■ Record list
* Start *
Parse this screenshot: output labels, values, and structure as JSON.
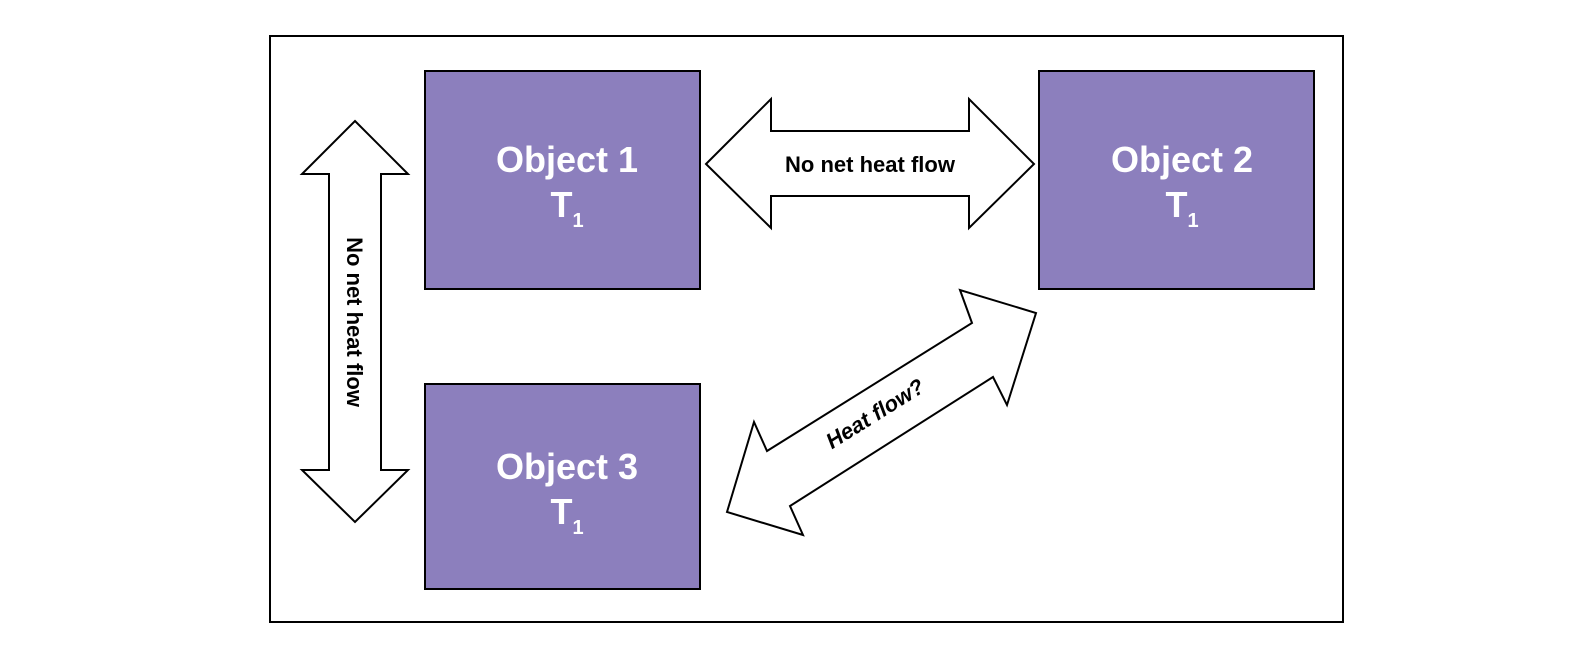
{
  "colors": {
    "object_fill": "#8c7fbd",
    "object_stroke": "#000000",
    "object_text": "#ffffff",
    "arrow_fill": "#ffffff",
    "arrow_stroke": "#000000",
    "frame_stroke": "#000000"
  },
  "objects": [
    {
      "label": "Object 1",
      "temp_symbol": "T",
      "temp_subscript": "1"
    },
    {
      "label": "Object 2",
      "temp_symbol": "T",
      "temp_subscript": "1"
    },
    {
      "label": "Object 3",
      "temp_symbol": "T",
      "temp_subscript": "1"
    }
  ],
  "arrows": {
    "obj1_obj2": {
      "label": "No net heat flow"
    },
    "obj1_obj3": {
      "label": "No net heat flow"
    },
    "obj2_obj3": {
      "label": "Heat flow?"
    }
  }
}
* End *
Which lines include the word "ffffff"? Copy every one of them.

■ Full response
    "object_text": "#ffffff",
    "arrow_fill": "#ffffff",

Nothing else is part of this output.